> _Your goal_
Below you will find a set of lines. Repeat them all exactly.

> _Dataset entries_
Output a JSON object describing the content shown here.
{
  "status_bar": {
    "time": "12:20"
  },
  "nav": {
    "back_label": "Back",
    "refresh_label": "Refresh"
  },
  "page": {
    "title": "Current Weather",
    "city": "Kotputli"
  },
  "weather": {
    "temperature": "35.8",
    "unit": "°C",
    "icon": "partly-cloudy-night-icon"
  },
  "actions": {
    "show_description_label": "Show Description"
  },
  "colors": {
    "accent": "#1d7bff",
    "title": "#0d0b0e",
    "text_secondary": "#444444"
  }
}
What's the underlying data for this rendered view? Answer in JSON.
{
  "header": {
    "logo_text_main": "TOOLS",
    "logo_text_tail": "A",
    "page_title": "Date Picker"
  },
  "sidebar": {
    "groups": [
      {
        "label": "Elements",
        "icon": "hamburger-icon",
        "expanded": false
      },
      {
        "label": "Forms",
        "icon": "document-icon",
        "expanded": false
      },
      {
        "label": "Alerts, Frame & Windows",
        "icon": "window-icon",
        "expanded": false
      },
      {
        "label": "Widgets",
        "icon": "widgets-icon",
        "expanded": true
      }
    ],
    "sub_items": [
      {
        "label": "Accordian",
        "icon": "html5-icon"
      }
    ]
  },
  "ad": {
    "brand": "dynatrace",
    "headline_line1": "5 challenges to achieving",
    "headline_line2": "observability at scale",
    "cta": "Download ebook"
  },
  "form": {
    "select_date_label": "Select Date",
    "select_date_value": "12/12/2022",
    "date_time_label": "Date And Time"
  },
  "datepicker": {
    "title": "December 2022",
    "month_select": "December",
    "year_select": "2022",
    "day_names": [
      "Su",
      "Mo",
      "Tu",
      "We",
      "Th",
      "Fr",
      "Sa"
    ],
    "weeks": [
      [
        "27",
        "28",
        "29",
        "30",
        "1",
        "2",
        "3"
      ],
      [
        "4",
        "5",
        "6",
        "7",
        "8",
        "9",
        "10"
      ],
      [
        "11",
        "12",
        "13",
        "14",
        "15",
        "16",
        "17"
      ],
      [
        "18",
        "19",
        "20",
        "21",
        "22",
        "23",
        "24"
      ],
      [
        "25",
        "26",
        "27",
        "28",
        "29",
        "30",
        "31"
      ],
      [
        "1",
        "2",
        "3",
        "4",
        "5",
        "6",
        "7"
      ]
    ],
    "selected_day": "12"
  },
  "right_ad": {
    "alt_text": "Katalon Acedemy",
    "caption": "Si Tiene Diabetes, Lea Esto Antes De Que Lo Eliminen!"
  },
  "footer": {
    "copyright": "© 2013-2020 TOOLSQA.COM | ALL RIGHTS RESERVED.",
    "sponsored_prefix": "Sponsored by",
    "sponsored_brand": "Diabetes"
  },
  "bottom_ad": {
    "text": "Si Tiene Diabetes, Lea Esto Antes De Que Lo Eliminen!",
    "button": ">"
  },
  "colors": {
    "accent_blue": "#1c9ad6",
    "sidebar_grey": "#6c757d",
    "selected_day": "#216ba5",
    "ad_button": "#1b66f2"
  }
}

> _Response to the task_
Output a JSON object describing the content shown here.
{
  "status_bar": {
    "time": "12:20"
  },
  "nav": {
    "back_label": "Back",
    "refresh_label": "Refresh"
  },
  "page": {
    "title": "Current Weather",
    "city": "Kotputli"
  },
  "weather": {
    "temperature": "35.8",
    "unit": "°C",
    "icon": "partly-cloudy-night-icon"
  },
  "actions": {
    "show_description_label": "Show Description"
  },
  "colors": {
    "accent": "#1d7bff",
    "title": "#0d0b0e",
    "text_secondary": "#444444"
  }
}
What's the underlying data for this rendered view? Answer in JSON.
{
  "header": {
    "logo_text_main": "TOOLS",
    "logo_text_tail": "A",
    "page_title": "Date Picker"
  },
  "sidebar": {
    "groups": [
      {
        "label": "Elements",
        "icon": "hamburger-icon",
        "expanded": false
      },
      {
        "label": "Forms",
        "icon": "document-icon",
        "expanded": false
      },
      {
        "label": "Alerts, Frame & Windows",
        "icon": "window-icon",
        "expanded": false
      },
      {
        "label": "Widgets",
        "icon": "widgets-icon",
        "expanded": true
      }
    ],
    "sub_items": [
      {
        "label": "Accordian",
        "icon": "html5-icon"
      }
    ]
  },
  "ad": {
    "brand": "dynatrace",
    "headline_line1": "5 challenges to achieving",
    "headline_line2": "observability at scale",
    "cta": "Download ebook"
  },
  "form": {
    "select_date_label": "Select Date",
    "select_date_value": "12/12/2022",
    "date_time_label": "Date And Time"
  },
  "datepicker": {
    "title": "December 2022",
    "month_select": "December",
    "year_select": "2022",
    "day_names": [
      "Su",
      "Mo",
      "Tu",
      "We",
      "Th",
      "Fr",
      "Sa"
    ],
    "weeks": [
      [
        "27",
        "28",
        "29",
        "30",
        "1",
        "2",
        "3"
      ],
      [
        "4",
        "5",
        "6",
        "7",
        "8",
        "9",
        "10"
      ],
      [
        "11",
        "12",
        "13",
        "14",
        "15",
        "16",
        "17"
      ],
      [
        "18",
        "19",
        "20",
        "21",
        "22",
        "23",
        "24"
      ],
      [
        "25",
        "26",
        "27",
        "28",
        "29",
        "30",
        "31"
      ],
      [
        "1",
        "2",
        "3",
        "4",
        "5",
        "6",
        "7"
      ]
    ],
    "selected_day": "12"
  },
  "right_ad": {
    "alt_text": "Katalon Acedemy",
    "caption": "Si Tiene Diabetes, Lea Esto Antes De Que Lo Eliminen!"
  },
  "footer": {
    "copyright": "© 2013-2020 TOOLSQA.COM | ALL RIGHTS RESERVED.",
    "sponsored_prefix": "Sponsored by",
    "sponsored_brand": "Diabetes"
  },
  "bottom_ad": {
    "text": "Si Tiene Diabetes, Lea Esto Antes De Que Lo Eliminen!",
    "button": ">"
  },
  "colors": {
    "accent_blue": "#1c9ad6",
    "sidebar_grey": "#6c757d",
    "selected_day": "#216ba5",
    "ad_button": "#1b66f2"
  }
}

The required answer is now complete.